_TASK INSTRUCTIONS_
Print exactly the lines from the one containing "Read out every word on this page." through the last line of the records below, both included, and nothing else; omit any pictures.

☆ ☆ ☆ ☆ ☆ ☆ ☆

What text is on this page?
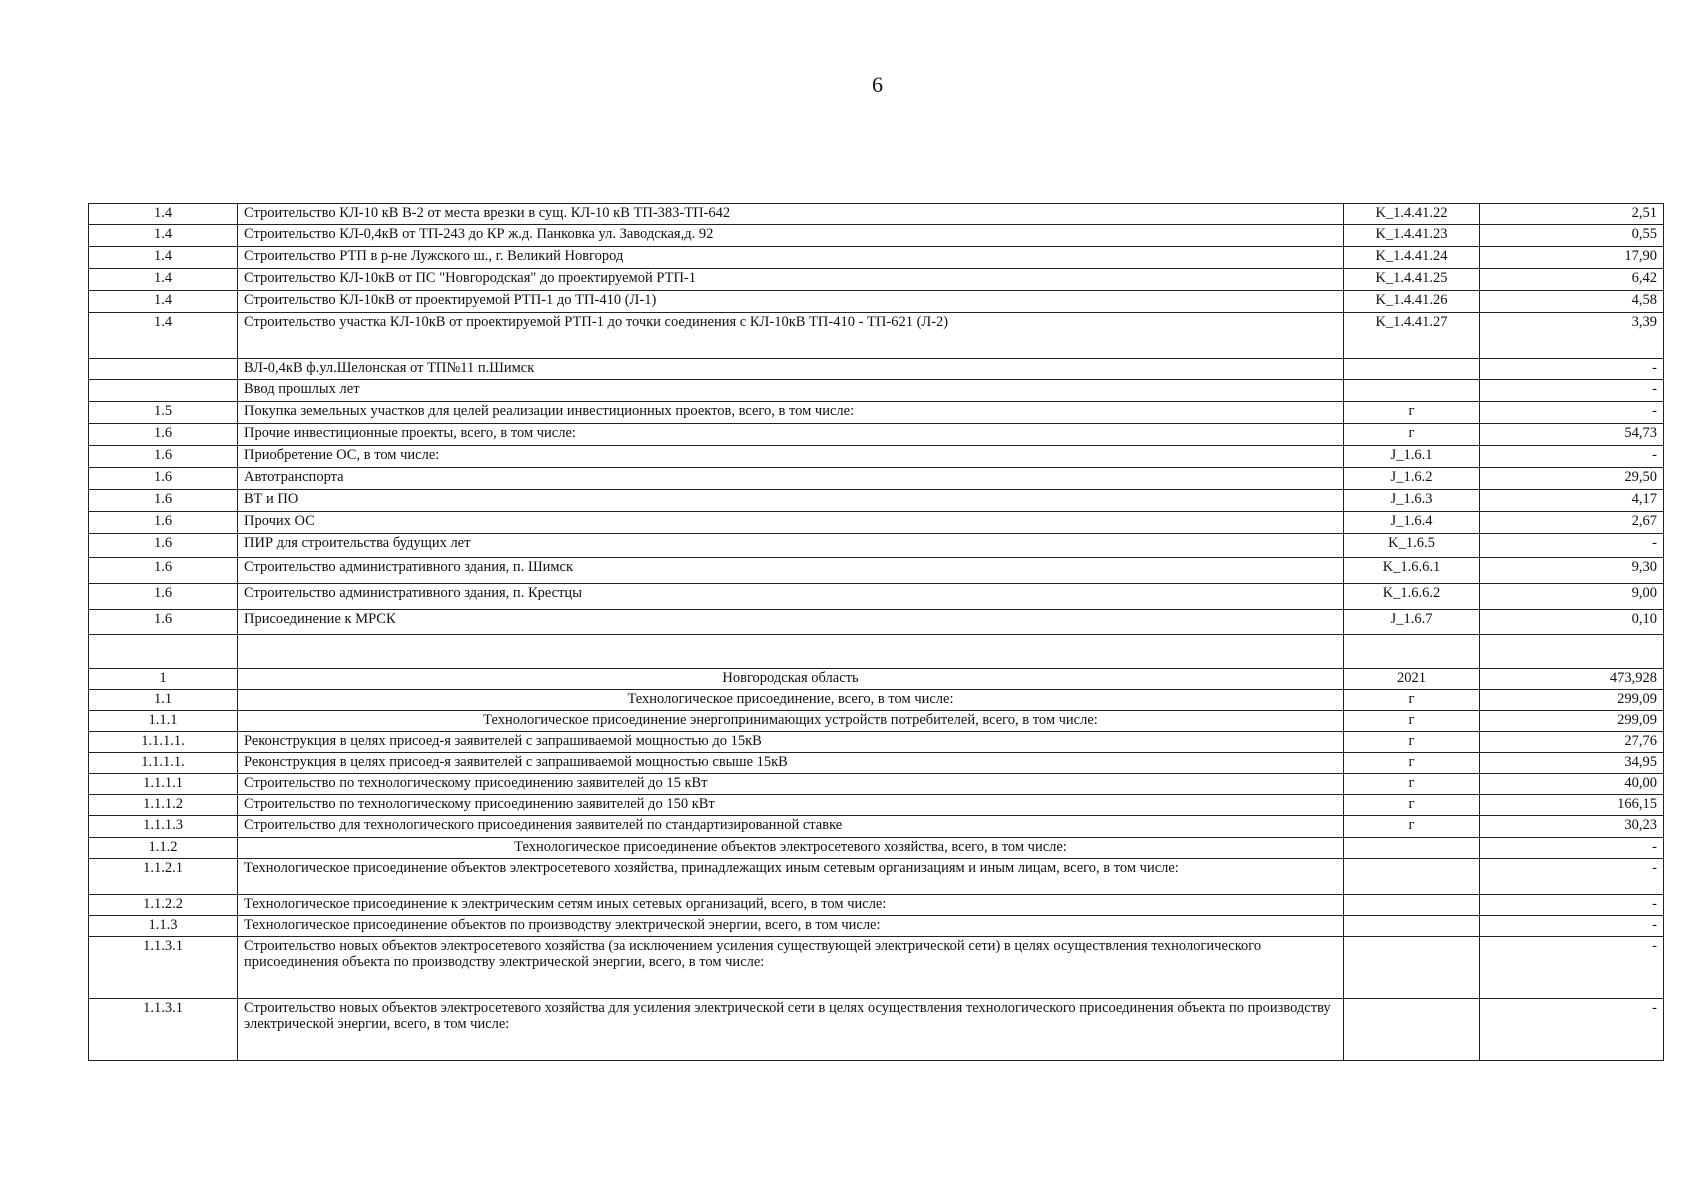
6
1.4	Строительство КЛ-10 кВ В-2 от места врезки в сущ. КЛ-10 кВ ТП-383-ТП-642	K_1.4.41.22	2,51
1.4	Строительство КЛ-0,4кВ от ТП-243 до КР ж.д. Панковка ул. Заводская,д. 92	K_1.4.41.23	0,55
1.4	Строительство РТП в р-не Лужского ш., г. Великий Новгород	K_1.4.41.24	17,90
1.4	Строительство КЛ-10кВ от ПС "Новгородская" до проектируемой РТП-1	K_1.4.41.25	6,42
1.4	Строительство КЛ-10кВ от проектируемой РТП-1 до ТП-410 (Л-1)	K_1.4.41.26	4,58
1.4	Строительство участка КЛ-10кВ от проектируемой РТП-1 до точки соединения с КЛ-10кВ ТП-410 - ТП-621 (Л-2)	K_1.4.41.27	3,39
	ВЛ-0,4кВ ф.ул.Шелонская от ТП№11 п.Шимск		-
	Ввод прошлых лет		-
1.5	Покупка земельных участков для целей реализации инвестиционных проектов, всего, в том числе:	г	-
1.6	Прочие инвестиционные проекты, всего, в том числе:	г	54,73
1.6	Приобретение ОС, в том числе:	J_1.6.1	-
1.6	Автотранспорта	J_1.6.2	29,50
1.6	ВТ и ПО	J_1.6.3	4,17
1.6	Прочих ОС	J_1.6.4	2,67
1.6	ПИР для строительства будущих лет	K_1.6.5	-
1.6	Строительство административного здания, п. Шимск	K_1.6.6.1	9,30
1.6	Строительство административного здания, п. Крестцы	K_1.6.6.2	9,00
1.6	Присоединение к МРСК	J_1.6.7	0,10

1	Новгородская область	2021	473,928
1.1	Технологическое присоединение, всего, в том числе:	г	299,09
1.1.1	Технологическое присоединение энергопринимающих устройств потребителей, всего, в том числе:	г	299,09
1.1.1.1.	Реконструкция в целях присоед-я заявителей с запрашиваемой мощностью до 15кВ	г	27,76
1.1.1.1.	Реконструкция в целях присоед-я заявителей с запрашиваемой мощностью свыше 15кВ	г	34,95
1.1.1.1	Строительство по технологическому присоединению заявителей до 15 кВт	г	40,00
1.1.1.2	Строительство по технологическому присоединению заявителей до 150 кВт	г	166,15
1.1.1.3	Строительство для технологического присоединения заявителей по стандартизированной ставке	г	30,23
1.1.2	Технологическое присоединение объектов электросетевого хозяйства, всего, в том числе:		-
1.1.2.1	Технологическое присоединение объектов электросетевого хозяйства, принадлежащих иным сетевым организациям и иным лицам, всего, в том числе:		-
1.1.2.2	Технологическое присоединение к электрическим сетям иных сетевых организаций, всего, в том числе:		-
1.1.3	Технологическое присоединение объектов по производству электрической энергии, всего, в том числе:		-
1.1.3.1	Строительство новых объектов электросетевого хозяйства (за исключением усиления существующей электрической сети) в целях осуществления технологического присоединения объекта по производству электрической энергии, всего, в том числе:		-
1.1.3.1	Строительство новых объектов электросетевого хозяйства для усиления электрической сети в целях осуществления технологического присоединения объекта по производству электрической энергии, всего, в том числе:		-
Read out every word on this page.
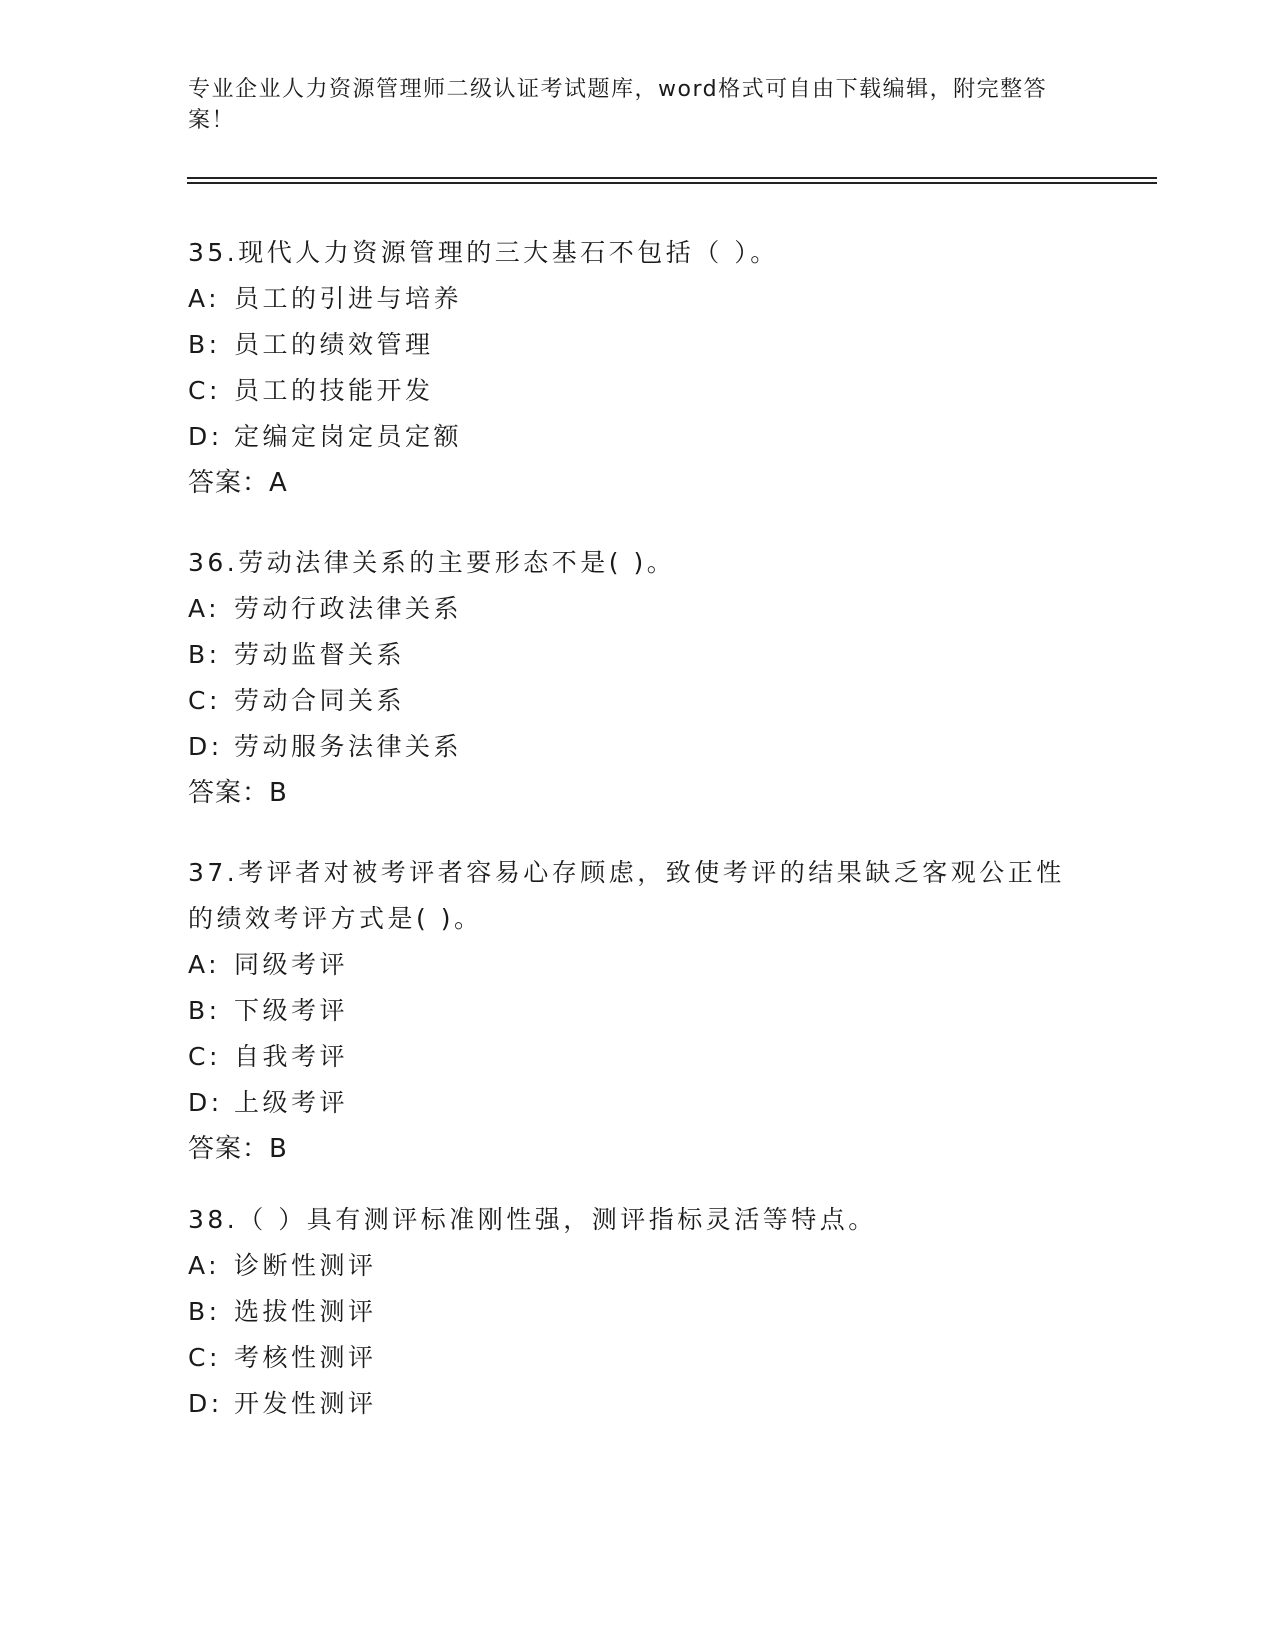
专业企业人力资源管理师二级认证考试题库，word格式可自由下载编辑，附完整答案！
35.现代人力资源管理的三大基石不包括（ ）。
A: 员工的引进与培养
B: 员工的绩效管理
C: 员工的技能开发
D: 定编定岗定员定额
答案：A
36.劳动法律关系的主要形态不是( )。
A: 劳动行政法律关系
B: 劳动监督关系
C: 劳动合同关系
D: 劳动服务法律关系
答案：B
37.考评者对被考评者容易心存顾虑，致使考评的结果缺乏客观公正性的绩效考评方式是( )。
A: 同级考评
B: 下级考评
C: 自我考评
D: 上级考评
答案：B
38.（ ）具有测评标准刚性强，测评指标灵活等特点。
A: 诊断性测评
B: 选拔性测评
C: 考核性测评
D: 开发性测评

☆ ☆ ☆ ☆ ☆ ☆ ☆

_REPLY_
Read out every word on this page.
专业企业人力资源管理师二级认证考试题库，word格式可自由下载编辑，附完整答案！
35.现代人力资源管理的三大基石不包括（ ）。
A: 员工的引进与培养
B: 员工的绩效管理
C: 员工的技能开发
D: 定编定岗定员定额
答案：A
36.劳动法律关系的主要形态不是( )。
A: 劳动行政法律关系
B: 劳动监督关系
C: 劳动合同关系
D: 劳动服务法律关系
答案：B
37.考评者对被考评者容易心存顾虑，致使考评的结果缺乏客观公正性的绩效考评方式是( )。
A: 同级考评
B: 下级考评
C: 自我考评
D: 上级考评
答案：B
38.（ ）具有测评标准刚性强，测评指标灵活等特点。
A: 诊断性测评
B: 选拔性测评
C: 考核性测评
D: 开发性测评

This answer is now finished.